(Records from a data collection)

____________

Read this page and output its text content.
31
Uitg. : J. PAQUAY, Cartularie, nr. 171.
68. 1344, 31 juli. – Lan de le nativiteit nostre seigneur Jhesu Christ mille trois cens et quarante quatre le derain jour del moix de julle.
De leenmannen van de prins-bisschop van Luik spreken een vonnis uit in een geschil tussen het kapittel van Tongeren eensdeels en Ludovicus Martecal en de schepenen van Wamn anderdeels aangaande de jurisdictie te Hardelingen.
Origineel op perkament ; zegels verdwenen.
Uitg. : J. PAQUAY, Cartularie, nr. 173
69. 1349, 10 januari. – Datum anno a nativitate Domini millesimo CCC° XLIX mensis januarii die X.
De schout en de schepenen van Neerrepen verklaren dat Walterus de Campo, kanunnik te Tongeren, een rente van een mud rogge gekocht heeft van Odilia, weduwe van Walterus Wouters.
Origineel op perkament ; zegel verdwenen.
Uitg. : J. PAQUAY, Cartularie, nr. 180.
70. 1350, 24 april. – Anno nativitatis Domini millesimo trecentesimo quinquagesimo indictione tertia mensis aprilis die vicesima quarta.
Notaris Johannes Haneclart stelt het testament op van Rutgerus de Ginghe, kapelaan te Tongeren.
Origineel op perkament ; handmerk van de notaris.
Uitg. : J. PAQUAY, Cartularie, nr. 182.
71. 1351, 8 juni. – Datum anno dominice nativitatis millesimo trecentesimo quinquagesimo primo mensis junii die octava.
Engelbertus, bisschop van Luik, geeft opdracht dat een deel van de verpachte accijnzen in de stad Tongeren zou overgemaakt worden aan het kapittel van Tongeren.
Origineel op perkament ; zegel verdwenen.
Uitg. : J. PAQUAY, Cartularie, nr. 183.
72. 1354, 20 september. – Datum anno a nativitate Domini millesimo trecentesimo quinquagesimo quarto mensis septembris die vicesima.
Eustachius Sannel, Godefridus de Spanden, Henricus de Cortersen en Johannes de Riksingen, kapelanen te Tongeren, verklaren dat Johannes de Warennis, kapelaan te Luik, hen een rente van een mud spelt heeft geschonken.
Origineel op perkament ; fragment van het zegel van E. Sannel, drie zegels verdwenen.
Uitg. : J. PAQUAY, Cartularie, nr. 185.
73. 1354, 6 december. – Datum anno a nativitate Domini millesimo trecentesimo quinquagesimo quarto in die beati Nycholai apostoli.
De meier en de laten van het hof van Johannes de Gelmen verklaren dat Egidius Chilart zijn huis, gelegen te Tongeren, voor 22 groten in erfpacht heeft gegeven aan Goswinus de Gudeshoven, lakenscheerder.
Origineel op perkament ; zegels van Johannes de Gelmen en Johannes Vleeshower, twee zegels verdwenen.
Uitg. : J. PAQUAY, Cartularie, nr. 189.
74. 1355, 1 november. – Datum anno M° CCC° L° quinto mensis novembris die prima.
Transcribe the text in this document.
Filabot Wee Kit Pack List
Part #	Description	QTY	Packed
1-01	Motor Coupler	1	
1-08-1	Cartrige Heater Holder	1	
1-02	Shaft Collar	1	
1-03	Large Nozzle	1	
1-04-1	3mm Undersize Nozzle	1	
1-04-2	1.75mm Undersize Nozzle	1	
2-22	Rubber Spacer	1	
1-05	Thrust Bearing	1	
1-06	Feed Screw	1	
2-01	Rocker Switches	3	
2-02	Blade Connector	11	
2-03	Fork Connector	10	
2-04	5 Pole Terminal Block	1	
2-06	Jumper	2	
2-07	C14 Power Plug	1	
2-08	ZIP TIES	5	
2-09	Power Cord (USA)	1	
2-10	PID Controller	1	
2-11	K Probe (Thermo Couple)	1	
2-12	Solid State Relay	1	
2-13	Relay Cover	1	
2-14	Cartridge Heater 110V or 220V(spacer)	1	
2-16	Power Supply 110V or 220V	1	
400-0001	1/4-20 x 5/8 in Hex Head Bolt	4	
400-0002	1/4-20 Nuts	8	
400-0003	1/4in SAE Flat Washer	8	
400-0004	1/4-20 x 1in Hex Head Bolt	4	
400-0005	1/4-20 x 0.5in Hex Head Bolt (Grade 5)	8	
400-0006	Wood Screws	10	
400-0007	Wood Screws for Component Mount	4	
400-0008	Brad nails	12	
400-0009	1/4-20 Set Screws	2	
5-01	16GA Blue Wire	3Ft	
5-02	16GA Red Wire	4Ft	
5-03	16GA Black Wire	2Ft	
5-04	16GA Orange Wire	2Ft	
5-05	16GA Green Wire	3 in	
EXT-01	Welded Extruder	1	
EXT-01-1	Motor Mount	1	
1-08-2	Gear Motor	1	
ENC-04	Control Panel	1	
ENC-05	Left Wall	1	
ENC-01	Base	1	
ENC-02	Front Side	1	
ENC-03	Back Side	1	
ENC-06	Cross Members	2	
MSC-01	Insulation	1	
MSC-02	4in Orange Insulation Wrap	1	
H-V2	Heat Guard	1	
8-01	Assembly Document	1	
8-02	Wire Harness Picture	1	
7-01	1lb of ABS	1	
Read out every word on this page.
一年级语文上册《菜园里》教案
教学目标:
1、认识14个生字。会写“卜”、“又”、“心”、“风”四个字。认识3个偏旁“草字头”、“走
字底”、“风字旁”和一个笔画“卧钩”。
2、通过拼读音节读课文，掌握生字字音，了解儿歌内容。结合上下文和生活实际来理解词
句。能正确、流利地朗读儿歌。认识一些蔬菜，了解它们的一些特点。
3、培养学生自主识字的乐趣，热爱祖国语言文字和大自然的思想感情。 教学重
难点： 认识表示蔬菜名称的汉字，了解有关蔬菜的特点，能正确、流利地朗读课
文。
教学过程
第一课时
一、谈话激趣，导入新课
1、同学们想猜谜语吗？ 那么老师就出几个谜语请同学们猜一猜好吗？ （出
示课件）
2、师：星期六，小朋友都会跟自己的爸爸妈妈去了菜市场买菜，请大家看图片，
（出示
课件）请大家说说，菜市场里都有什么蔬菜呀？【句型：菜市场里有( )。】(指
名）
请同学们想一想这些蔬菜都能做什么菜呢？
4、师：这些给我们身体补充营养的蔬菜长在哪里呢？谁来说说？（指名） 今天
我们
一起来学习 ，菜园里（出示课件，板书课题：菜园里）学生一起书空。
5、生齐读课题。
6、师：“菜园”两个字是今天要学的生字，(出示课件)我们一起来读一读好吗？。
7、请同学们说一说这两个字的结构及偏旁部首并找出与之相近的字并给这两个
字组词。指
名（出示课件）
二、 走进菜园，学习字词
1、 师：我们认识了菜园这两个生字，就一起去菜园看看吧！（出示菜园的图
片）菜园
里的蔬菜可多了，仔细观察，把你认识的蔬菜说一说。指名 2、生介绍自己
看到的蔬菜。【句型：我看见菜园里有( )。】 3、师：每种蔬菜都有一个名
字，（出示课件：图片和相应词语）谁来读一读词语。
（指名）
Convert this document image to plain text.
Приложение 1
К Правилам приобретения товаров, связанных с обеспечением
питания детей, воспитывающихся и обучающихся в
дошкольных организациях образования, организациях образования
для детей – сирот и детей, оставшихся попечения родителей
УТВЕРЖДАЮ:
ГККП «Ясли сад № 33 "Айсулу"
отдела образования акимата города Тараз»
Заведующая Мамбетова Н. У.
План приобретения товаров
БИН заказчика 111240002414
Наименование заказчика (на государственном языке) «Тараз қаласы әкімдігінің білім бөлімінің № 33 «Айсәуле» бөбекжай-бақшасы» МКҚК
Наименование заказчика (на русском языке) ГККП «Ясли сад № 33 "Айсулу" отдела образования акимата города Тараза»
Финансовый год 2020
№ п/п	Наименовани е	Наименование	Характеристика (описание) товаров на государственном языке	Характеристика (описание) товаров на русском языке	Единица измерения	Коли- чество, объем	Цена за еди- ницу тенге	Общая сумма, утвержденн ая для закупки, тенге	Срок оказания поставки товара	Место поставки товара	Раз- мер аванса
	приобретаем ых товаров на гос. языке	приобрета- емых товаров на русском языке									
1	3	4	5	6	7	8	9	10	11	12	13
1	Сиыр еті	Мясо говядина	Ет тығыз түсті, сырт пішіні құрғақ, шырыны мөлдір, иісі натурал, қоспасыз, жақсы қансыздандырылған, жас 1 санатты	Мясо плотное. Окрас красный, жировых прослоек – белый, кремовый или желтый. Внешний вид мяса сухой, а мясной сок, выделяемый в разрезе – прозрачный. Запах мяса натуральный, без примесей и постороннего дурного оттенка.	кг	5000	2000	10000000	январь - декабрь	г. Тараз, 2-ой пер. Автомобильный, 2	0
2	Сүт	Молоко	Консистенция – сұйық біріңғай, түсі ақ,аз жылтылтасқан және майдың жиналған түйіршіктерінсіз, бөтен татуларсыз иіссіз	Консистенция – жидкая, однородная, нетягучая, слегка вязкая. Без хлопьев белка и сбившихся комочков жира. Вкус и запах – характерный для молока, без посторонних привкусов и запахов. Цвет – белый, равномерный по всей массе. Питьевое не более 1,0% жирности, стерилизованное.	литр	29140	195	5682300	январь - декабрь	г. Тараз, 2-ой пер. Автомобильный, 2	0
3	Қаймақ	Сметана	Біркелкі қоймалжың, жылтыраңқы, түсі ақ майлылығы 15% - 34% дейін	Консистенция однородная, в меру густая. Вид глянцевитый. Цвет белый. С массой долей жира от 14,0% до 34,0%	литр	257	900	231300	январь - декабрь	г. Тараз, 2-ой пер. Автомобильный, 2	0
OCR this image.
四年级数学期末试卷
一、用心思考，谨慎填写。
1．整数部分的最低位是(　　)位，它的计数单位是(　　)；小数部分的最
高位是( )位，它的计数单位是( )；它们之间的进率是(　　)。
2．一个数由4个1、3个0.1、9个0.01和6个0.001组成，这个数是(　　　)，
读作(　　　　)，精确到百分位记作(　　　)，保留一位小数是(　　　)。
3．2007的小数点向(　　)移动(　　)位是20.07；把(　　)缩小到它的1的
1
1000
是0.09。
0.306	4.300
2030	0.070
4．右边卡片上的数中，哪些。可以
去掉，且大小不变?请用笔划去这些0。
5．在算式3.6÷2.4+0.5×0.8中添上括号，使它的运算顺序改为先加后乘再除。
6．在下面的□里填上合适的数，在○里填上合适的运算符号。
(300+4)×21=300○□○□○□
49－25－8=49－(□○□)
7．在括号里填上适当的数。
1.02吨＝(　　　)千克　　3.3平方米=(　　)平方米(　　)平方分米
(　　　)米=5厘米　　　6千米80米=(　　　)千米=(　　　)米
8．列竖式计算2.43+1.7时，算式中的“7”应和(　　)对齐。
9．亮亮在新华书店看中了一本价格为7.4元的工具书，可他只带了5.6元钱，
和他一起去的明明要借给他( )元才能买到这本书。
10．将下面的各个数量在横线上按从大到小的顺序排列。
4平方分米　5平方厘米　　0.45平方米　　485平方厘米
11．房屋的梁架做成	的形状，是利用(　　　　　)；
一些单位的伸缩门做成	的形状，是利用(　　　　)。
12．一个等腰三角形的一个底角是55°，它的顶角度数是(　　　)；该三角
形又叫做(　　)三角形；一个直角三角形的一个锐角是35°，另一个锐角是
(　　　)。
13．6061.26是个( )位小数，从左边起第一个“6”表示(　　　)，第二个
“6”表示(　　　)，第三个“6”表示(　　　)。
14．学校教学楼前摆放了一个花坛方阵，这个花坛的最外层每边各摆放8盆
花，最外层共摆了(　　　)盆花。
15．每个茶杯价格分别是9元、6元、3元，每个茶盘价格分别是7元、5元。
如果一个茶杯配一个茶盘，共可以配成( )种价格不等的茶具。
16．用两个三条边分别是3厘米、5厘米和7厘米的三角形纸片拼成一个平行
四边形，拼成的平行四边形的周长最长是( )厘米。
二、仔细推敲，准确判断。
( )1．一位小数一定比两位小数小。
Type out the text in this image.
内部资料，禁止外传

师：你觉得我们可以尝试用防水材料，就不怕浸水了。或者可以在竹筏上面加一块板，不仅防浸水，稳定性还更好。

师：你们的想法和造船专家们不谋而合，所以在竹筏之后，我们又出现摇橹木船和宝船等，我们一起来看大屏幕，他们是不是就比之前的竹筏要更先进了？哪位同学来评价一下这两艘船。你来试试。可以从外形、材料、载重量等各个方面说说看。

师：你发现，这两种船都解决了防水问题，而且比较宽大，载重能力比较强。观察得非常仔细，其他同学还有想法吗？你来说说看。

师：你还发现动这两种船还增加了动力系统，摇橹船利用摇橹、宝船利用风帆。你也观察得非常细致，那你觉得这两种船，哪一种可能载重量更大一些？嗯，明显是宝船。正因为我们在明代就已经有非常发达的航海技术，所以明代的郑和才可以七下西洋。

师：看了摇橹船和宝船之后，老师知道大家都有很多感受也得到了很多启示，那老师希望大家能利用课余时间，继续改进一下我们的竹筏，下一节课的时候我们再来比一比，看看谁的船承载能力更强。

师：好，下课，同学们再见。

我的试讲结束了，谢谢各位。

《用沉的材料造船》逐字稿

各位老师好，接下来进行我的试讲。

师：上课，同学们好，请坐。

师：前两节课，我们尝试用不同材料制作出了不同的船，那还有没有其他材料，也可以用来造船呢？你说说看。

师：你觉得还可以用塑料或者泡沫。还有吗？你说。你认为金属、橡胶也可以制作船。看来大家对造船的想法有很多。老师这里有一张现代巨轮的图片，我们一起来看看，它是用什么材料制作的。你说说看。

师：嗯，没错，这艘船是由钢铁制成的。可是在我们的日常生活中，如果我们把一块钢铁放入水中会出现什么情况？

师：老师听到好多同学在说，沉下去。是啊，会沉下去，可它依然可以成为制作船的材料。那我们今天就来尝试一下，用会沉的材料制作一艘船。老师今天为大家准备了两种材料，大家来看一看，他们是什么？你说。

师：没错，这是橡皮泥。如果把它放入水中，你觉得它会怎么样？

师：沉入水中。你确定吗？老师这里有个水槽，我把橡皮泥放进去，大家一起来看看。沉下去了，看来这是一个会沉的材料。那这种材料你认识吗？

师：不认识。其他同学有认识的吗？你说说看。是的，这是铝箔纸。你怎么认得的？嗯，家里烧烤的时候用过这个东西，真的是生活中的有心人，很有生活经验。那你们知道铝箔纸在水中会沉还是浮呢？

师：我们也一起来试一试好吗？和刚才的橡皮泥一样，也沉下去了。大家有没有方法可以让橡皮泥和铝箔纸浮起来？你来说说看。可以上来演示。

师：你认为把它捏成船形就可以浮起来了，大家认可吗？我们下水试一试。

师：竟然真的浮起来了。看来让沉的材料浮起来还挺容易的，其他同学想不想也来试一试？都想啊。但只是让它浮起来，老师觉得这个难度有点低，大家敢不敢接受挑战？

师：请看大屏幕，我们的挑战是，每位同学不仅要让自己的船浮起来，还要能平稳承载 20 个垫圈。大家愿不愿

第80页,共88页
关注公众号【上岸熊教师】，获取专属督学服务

____________

Direction:
Look through the material above. Copy each line where the word "Insulation" appears.

Task response:
MSC-01	Insulation	1	
MSC-02	4in Orange Insulation Wrap	1	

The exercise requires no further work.